▸ **Stored dataset items**:
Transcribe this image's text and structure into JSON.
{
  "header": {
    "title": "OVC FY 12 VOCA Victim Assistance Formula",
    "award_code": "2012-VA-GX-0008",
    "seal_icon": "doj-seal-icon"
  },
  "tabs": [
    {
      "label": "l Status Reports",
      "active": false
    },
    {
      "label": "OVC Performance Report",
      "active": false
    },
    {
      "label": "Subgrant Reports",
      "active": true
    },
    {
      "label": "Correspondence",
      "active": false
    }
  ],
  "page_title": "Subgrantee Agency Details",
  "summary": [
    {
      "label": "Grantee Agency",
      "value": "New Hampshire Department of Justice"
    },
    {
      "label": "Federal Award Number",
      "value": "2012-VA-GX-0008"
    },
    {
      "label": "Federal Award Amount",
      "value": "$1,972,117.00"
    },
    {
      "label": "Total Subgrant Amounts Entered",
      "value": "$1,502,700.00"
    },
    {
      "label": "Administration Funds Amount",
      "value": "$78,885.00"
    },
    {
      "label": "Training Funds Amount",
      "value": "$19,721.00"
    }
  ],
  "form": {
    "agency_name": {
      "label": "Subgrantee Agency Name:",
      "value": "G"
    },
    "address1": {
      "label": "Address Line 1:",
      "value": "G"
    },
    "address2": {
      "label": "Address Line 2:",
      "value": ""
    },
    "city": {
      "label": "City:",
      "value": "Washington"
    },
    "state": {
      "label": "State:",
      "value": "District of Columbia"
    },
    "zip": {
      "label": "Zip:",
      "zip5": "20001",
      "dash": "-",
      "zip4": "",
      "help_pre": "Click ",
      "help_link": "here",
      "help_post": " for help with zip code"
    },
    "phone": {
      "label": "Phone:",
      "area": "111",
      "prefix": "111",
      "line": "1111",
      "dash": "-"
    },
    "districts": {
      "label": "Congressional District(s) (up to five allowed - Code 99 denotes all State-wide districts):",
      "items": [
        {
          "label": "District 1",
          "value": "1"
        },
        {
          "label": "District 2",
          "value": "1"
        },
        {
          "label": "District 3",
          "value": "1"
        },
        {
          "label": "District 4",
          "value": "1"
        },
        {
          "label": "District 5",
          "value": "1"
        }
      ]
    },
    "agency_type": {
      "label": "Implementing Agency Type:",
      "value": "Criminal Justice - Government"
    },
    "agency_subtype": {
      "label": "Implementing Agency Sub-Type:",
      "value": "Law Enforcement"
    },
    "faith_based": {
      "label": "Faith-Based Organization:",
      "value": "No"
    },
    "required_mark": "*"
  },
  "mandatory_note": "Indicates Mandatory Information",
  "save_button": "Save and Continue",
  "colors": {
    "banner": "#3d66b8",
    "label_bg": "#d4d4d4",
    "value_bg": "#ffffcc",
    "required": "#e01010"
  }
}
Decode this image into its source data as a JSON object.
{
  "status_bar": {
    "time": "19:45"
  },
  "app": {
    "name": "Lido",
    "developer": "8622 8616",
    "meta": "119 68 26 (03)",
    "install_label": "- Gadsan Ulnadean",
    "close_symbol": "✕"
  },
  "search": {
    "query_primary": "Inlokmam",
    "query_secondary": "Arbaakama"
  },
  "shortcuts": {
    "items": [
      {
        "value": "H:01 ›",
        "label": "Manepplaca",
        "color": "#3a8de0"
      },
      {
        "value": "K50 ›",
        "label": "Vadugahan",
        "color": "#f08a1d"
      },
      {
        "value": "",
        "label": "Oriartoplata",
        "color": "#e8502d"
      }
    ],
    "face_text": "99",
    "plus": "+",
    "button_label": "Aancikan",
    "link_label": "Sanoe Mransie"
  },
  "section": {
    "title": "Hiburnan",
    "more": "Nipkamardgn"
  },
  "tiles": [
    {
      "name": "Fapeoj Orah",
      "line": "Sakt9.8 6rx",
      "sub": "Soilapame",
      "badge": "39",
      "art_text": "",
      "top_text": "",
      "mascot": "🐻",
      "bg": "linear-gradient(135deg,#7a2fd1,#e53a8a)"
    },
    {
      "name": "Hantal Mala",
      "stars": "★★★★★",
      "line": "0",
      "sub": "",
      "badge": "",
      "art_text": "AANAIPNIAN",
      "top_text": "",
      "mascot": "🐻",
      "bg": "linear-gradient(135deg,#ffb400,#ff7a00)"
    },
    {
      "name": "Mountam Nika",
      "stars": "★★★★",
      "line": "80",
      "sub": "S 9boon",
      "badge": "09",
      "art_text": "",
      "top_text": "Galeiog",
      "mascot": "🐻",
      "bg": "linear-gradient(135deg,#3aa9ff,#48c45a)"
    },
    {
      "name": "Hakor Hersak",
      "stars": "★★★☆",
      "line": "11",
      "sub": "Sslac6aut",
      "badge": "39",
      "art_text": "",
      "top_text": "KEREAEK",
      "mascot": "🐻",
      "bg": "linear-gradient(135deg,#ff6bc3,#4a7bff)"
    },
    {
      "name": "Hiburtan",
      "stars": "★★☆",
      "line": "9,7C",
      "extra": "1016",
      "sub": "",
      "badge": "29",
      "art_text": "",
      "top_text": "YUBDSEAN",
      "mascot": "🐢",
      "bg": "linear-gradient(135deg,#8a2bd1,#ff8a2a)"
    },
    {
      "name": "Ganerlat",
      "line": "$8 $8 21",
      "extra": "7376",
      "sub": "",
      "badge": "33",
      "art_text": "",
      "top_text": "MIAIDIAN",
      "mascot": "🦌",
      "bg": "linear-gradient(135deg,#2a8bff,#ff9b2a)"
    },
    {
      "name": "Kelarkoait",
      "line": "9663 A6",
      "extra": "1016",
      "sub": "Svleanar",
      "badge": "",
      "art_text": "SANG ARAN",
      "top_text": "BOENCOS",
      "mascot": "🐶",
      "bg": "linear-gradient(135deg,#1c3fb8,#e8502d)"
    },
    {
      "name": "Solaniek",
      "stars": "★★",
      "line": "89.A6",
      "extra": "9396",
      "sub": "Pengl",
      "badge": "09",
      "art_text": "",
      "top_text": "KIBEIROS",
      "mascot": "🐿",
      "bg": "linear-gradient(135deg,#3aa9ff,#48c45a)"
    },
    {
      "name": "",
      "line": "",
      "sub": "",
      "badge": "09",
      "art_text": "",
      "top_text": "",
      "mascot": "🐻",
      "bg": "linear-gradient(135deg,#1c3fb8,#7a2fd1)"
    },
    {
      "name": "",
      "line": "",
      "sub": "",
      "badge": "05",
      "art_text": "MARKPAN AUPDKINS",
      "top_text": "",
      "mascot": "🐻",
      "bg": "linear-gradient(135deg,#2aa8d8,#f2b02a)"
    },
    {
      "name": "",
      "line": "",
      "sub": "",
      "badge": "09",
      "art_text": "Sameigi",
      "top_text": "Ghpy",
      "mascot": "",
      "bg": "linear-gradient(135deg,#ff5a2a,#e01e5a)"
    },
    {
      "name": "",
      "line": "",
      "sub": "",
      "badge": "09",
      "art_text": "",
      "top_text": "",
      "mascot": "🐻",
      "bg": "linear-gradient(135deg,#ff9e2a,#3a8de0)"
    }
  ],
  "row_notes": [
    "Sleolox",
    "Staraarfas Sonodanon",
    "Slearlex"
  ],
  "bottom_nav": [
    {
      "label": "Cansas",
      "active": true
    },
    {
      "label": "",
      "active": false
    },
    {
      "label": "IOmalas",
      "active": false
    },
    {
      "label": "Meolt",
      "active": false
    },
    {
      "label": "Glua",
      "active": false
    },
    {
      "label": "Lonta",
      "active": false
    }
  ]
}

▸ **Given request**:
Output every record above exactly as it appears.

▸ **Correct answer**:
Transcribe this image's text and structure into JSON.
{
  "header": {
    "title": "OVC FY 12 VOCA Victim Assistance Formula",
    "award_code": "2012-VA-GX-0008",
    "seal_icon": "doj-seal-icon"
  },
  "tabs": [
    {
      "label": "l Status Reports",
      "active": false
    },
    {
      "label": "OVC Performance Report",
      "active": false
    },
    {
      "label": "Subgrant Reports",
      "active": true
    },
    {
      "label": "Correspondence",
      "active": false
    }
  ],
  "page_title": "Subgrantee Agency Details",
  "summary": [
    {
      "label": "Grantee Agency",
      "value": "New Hampshire Department of Justice"
    },
    {
      "label": "Federal Award Number",
      "value": "2012-VA-GX-0008"
    },
    {
      "label": "Federal Award Amount",
      "value": "$1,972,117.00"
    },
    {
      "label": "Total Subgrant Amounts Entered",
      "value": "$1,502,700.00"
    },
    {
      "label": "Administration Funds Amount",
      "value": "$78,885.00"
    },
    {
      "label": "Training Funds Amount",
      "value": "$19,721.00"
    }
  ],
  "form": {
    "agency_name": {
      "label": "Subgrantee Agency Name:",
      "value": "G"
    },
    "address1": {
      "label": "Address Line 1:",
      "value": "G"
    },
    "address2": {
      "label": "Address Line 2:",
      "value": ""
    },
    "city": {
      "label": "City:",
      "value": "Washington"
    },
    "state": {
      "label": "State:",
      "value": "District of Columbia"
    },
    "zip": {
      "label": "Zip:",
      "zip5": "20001",
      "dash": "-",
      "zip4": "",
      "help_pre": "Click ",
      "help_link": "here",
      "help_post": " for help with zip code"
    },
    "phone": {
      "label": "Phone:",
      "area": "111",
      "prefix": "111",
      "line": "1111",
      "dash": "-"
    },
    "districts": {
      "label": "Congressional District(s) (up to five allowed - Code 99 denotes all State-wide districts):",
      "items": [
        {
          "label": "District 1",
          "value": "1"
        },
        {
          "label": "District 2",
          "value": "1"
        },
        {
          "label": "District 3",
          "value": "1"
        },
        {
          "label": "District 4",
          "value": "1"
        },
        {
          "label": "District 5",
          "value": "1"
        }
      ]
    },
    "agency_type": {
      "label": "Implementing Agency Type:",
      "value": "Criminal Justice - Government"
    },
    "agency_subtype": {
      "label": "Implementing Agency Sub-Type:",
      "value": "Law Enforcement"
    },
    "faith_based": {
      "label": "Faith-Based Organization:",
      "value": "No"
    },
    "required_mark": "*"
  },
  "mandatory_note": "Indicates Mandatory Information",
  "save_button": "Save and Continue",
  "colors": {
    "banner": "#3d66b8",
    "label_bg": "#d4d4d4",
    "value_bg": "#ffffcc",
    "required": "#e01010"
  }
}
Decode this image into its source data as a JSON object.
{
  "status_bar": {
    "time": "19:45"
  },
  "app": {
    "name": "Lido",
    "developer": "8622 8616",
    "meta": "119 68 26 (03)",
    "install_label": "- Gadsan Ulnadean",
    "close_symbol": "✕"
  },
  "search": {
    "query_primary": "Inlokmam",
    "query_secondary": "Arbaakama"
  },
  "shortcuts": {
    "items": [
      {
        "value": "H:01 ›",
        "label": "Manepplaca",
        "color": "#3a8de0"
      },
      {
        "value": "K50 ›",
        "label": "Vadugahan",
        "color": "#f08a1d"
      },
      {
        "value": "",
        "label": "Oriartoplata",
        "color": "#e8502d"
      }
    ],
    "face_text": "99",
    "plus": "+",
    "button_label": "Aancikan",
    "link_label": "Sanoe Mransie"
  },
  "section": {
    "title": "Hiburnan",
    "more": "Nipkamardgn"
  },
  "tiles": [
    {
      "name": "Fapeoj Orah",
      "line": "Sakt9.8 6rx",
      "sub": "Soilapame",
      "badge": "39",
      "art_text": "",
      "top_text": "",
      "mascot": "🐻",
      "bg": "linear-gradient(135deg,#7a2fd1,#e53a8a)"
    },
    {
      "name": "Hantal Mala",
      "stars": "★★★★★",
      "line": "0",
      "sub": "",
      "badge": "",
      "art_text": "AANAIPNIAN",
      "top_text": "",
      "mascot": "🐻",
      "bg": "linear-gradient(135deg,#ffb400,#ff7a00)"
    },
    {
      "name": "Mountam Nika",
      "stars": "★★★★",
      "line": "80",
      "sub": "S 9boon",
      "badge": "09",
      "art_text": "",
      "top_text": "Galeiog",
      "mascot": "🐻",
      "bg": "linear-gradient(135deg,#3aa9ff,#48c45a)"
    },
    {
      "name": "Hakor Hersak",
      "stars": "★★★☆",
      "line": "11",
      "sub": "Sslac6aut",
      "badge": "39",
      "art_text": "",
      "top_text": "KEREAEK",
      "mascot": "🐻",
      "bg": "linear-gradient(135deg,#ff6bc3,#4a7bff)"
    },
    {
      "name": "Hiburtan",
      "stars": "★★☆",
      "line": "9,7C",
      "extra": "1016",
      "sub": "",
      "badge": "29",
      "art_text": "",
      "top_text": "YUBDSEAN",
      "mascot": "🐢",
      "bg": "linear-gradient(135deg,#8a2bd1,#ff8a2a)"
    },
    {
      "name": "Ganerlat",
      "line": "$8 $8 21",
      "extra": "7376",
      "sub": "",
      "badge": "33",
      "art_text": "",
      "top_text": "MIAIDIAN",
      "mascot": "🦌",
      "bg": "linear-gradient(135deg,#2a8bff,#ff9b2a)"
    },
    {
      "name": "Kelarkoait",
      "line": "9663 A6",
      "extra": "1016",
      "sub": "Svleanar",
      "badge": "",
      "art_text": "SANG ARAN",
      "top_text": "BOENCOS",
      "mascot": "🐶",
      "bg": "linear-gradient(135deg,#1c3fb8,#e8502d)"
    },
    {
      "name": "Solaniek",
      "stars": "★★",
      "line": "89.A6",
      "extra": "9396",
      "sub": "Pengl",
      "badge": "09",
      "art_text": "",
      "top_text": "KIBEIROS",
      "mascot": "🐿",
      "bg": "linear-gradient(135deg,#3aa9ff,#48c45a)"
    },
    {
      "name": "",
      "line": "",
      "sub": "",
      "badge": "09",
      "art_text": "",
      "top_text": "",
      "mascot": "🐻",
      "bg": "linear-gradient(135deg,#1c3fb8,#7a2fd1)"
    },
    {
      "name": "",
      "line": "",
      "sub": "",
      "badge": "05",
      "art_text": "MARKPAN AUPDKINS",
      "top_text": "",
      "mascot": "🐻",
      "bg": "linear-gradient(135deg,#2aa8d8,#f2b02a)"
    },
    {
      "name": "",
      "line": "",
      "sub": "",
      "badge": "09",
      "art_text": "Sameigi",
      "top_text": "Ghpy",
      "mascot": "",
      "bg": "linear-gradient(135deg,#ff5a2a,#e01e5a)"
    },
    {
      "name": "",
      "line": "",
      "sub": "",
      "badge": "09",
      "art_text": "",
      "top_text": "",
      "mascot": "🐻",
      "bg": "linear-gradient(135deg,#ff9e2a,#3a8de0)"
    }
  ],
  "row_notes": [
    "Sleolox",
    "Staraarfas Sonodanon",
    "Slearlex"
  ],
  "bottom_nav": [
    {
      "label": "Cansas",
      "active": true
    },
    {
      "label": "",
      "active": false
    },
    {
      "label": "IOmalas",
      "active": false
    },
    {
      "label": "Meolt",
      "active": false
    },
    {
      "label": "Glua",
      "active": false
    },
    {
      "label": "Lonta",
      "active": false
    }
  ]
}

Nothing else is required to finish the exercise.